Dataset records
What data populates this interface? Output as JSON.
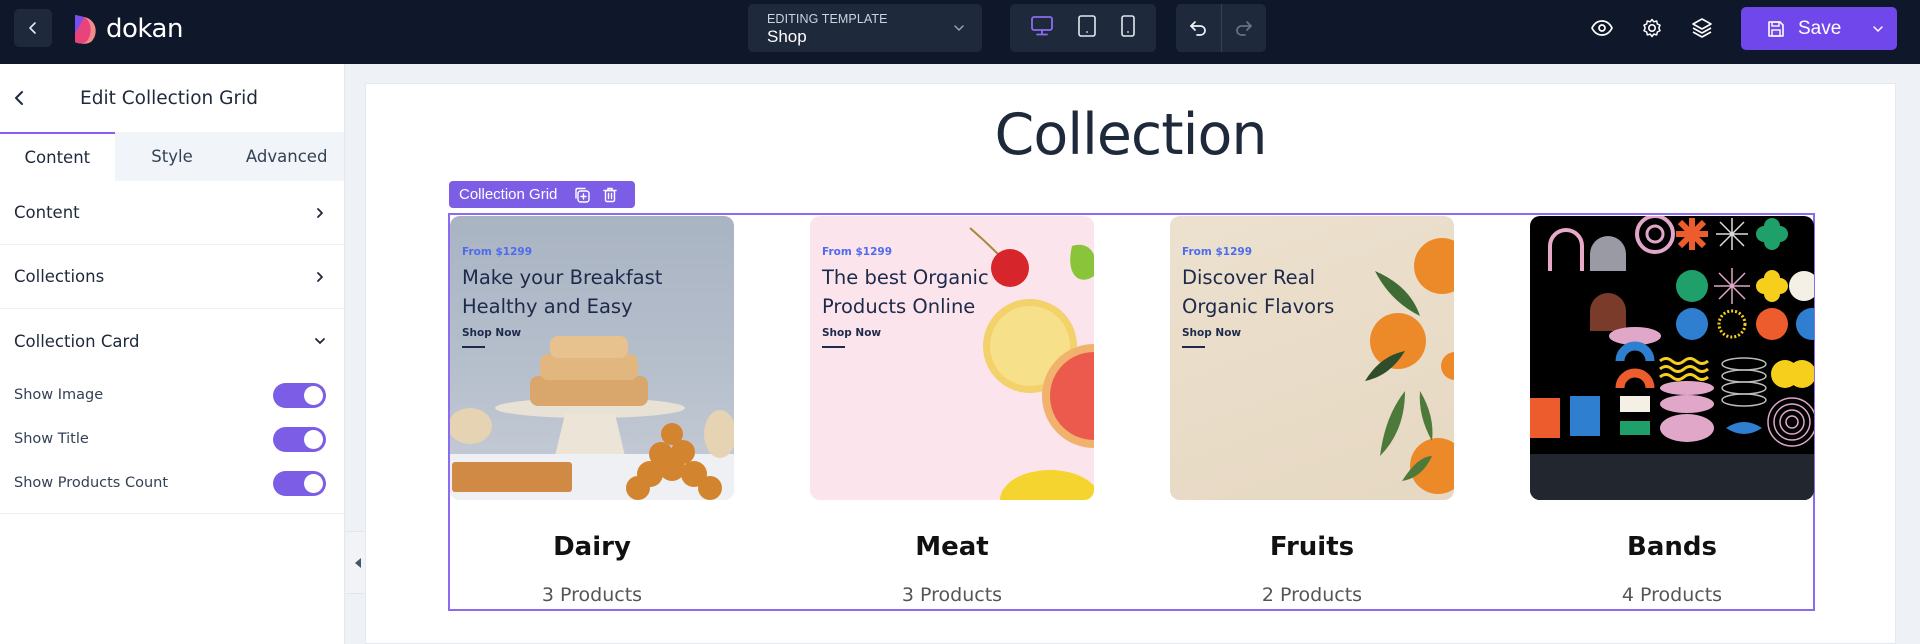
{
  "topbar": {
    "logo_text": "dokan",
    "template_label": "EDITING TEMPLATE",
    "template_value": "Shop",
    "devices": [
      {
        "name": "desktop",
        "active": true
      },
      {
        "name": "tablet",
        "active": false
      },
      {
        "name": "mobile",
        "active": false
      }
    ],
    "save_label": "Save"
  },
  "sidebar": {
    "title": "Edit Collection Grid",
    "tabs": [
      {
        "label": "Content",
        "active": true
      },
      {
        "label": "Style",
        "active": false
      },
      {
        "label": "Advanced",
        "active": false
      }
    ],
    "sections": [
      {
        "label": "Content",
        "expanded": false
      },
      {
        "label": "Collections",
        "expanded": false
      },
      {
        "label": "Collection Card",
        "expanded": true
      }
    ],
    "toggles": [
      {
        "label": "Show Image",
        "on": true
      },
      {
        "label": "Show Title",
        "on": true
      },
      {
        "label": "Show Products Count",
        "on": true
      }
    ]
  },
  "canvas": {
    "heading": "Collection",
    "widget_label": "Collection Grid",
    "cards": [
      {
        "title": "Dairy",
        "count": "3 Products",
        "promo_from": "From $1299",
        "promo_title_1": "Make your Breakfast",
        "promo_title_2": "Healthy and Easy",
        "promo_link": "Shop Now"
      },
      {
        "title": "Meat",
        "count": "3 Products",
        "promo_from": "From $1299",
        "promo_title_1": "The best Organic",
        "promo_title_2": "Products Online",
        "promo_link": "Shop Now"
      },
      {
        "title": "Fruits",
        "count": "2 Products",
        "promo_from": "From $1299",
        "promo_title_1": "Discover Real",
        "promo_title_2": "Organic Flavors",
        "promo_link": "Shop Now"
      },
      {
        "title": "Bands",
        "count": "4 Products"
      }
    ]
  },
  "colors": {
    "accent": "#7047eb",
    "selection": "#8b6cf0",
    "topbar_bg": "#0f172a"
  }
}
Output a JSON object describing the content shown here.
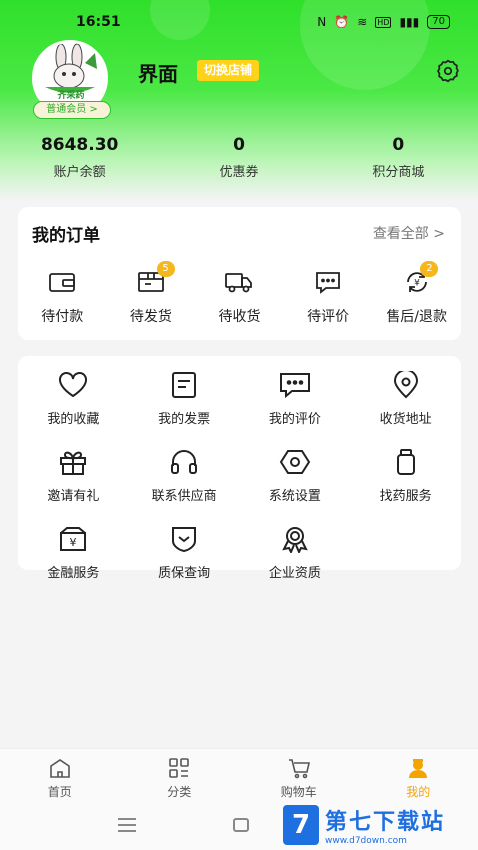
{
  "status_bar": {
    "time": "16:51",
    "icons": [
      "nfc-icon",
      "alarm-icon",
      "wifi-icon",
      "hd-icon",
      "signal-icon"
    ],
    "battery": "70"
  },
  "profile": {
    "store_name": "界面",
    "switch_store": "切换店铺",
    "member_level": "普通会员 >",
    "avatar_text": "齐采药"
  },
  "stats": [
    {
      "value": "8648.30",
      "label": "账户余额"
    },
    {
      "value": "0",
      "label": "优惠券"
    },
    {
      "value": "0",
      "label": "积分商城"
    }
  ],
  "orders": {
    "title": "我的订单",
    "view_all": "查看全部 >",
    "items": [
      {
        "label": "待付款",
        "icon": "wallet-icon",
        "badge": ""
      },
      {
        "label": "待发货",
        "icon": "package-icon",
        "badge": "5"
      },
      {
        "label": "待收货",
        "icon": "truck-icon",
        "badge": ""
      },
      {
        "label": "待评价",
        "icon": "comment-icon",
        "badge": ""
      },
      {
        "label": "售后/退款",
        "icon": "refund-icon",
        "badge": "2"
      }
    ]
  },
  "tools": [
    {
      "label": "我的收藏",
      "icon": "heart-icon"
    },
    {
      "label": "我的发票",
      "icon": "invoice-icon"
    },
    {
      "label": "我的评价",
      "icon": "review-icon"
    },
    {
      "label": "收货地址",
      "icon": "location-icon"
    },
    {
      "label": "邀请有礼",
      "icon": "gift-icon"
    },
    {
      "label": "联系供应商",
      "icon": "headset-icon"
    },
    {
      "label": "系统设置",
      "icon": "hex-settings-icon"
    },
    {
      "label": "找药服务",
      "icon": "medicine-icon"
    },
    {
      "label": "金融服务",
      "icon": "finance-icon"
    },
    {
      "label": "质保查询",
      "icon": "shield-icon"
    },
    {
      "label": "企业资质",
      "icon": "award-icon"
    }
  ],
  "nav": [
    {
      "label": "首页",
      "icon": "home-icon"
    },
    {
      "label": "分类",
      "icon": "category-icon"
    },
    {
      "label": "购物车",
      "icon": "cart-icon"
    },
    {
      "label": "我的",
      "icon": "profile-icon",
      "active": true
    }
  ],
  "watermark": {
    "logo": "7",
    "main": "第七下载站",
    "url": "www.d7down.com"
  },
  "colors": {
    "header_green": "#2fe02a",
    "accent_yellow": "#ffd21a",
    "badge_orange": "#f5b71b",
    "active_nav": "#f4a400"
  }
}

GIVEN PROBLEM - Identify and extract each line of the listing that contains "Products".

OUTPUT BELOW -
        "label": "Show Products Count",
        "count": "3 Products",
        "count": "3 Products",
        "promo_title_2": "Products Online",
        "count": "2 Products",
        "count": "4 Products"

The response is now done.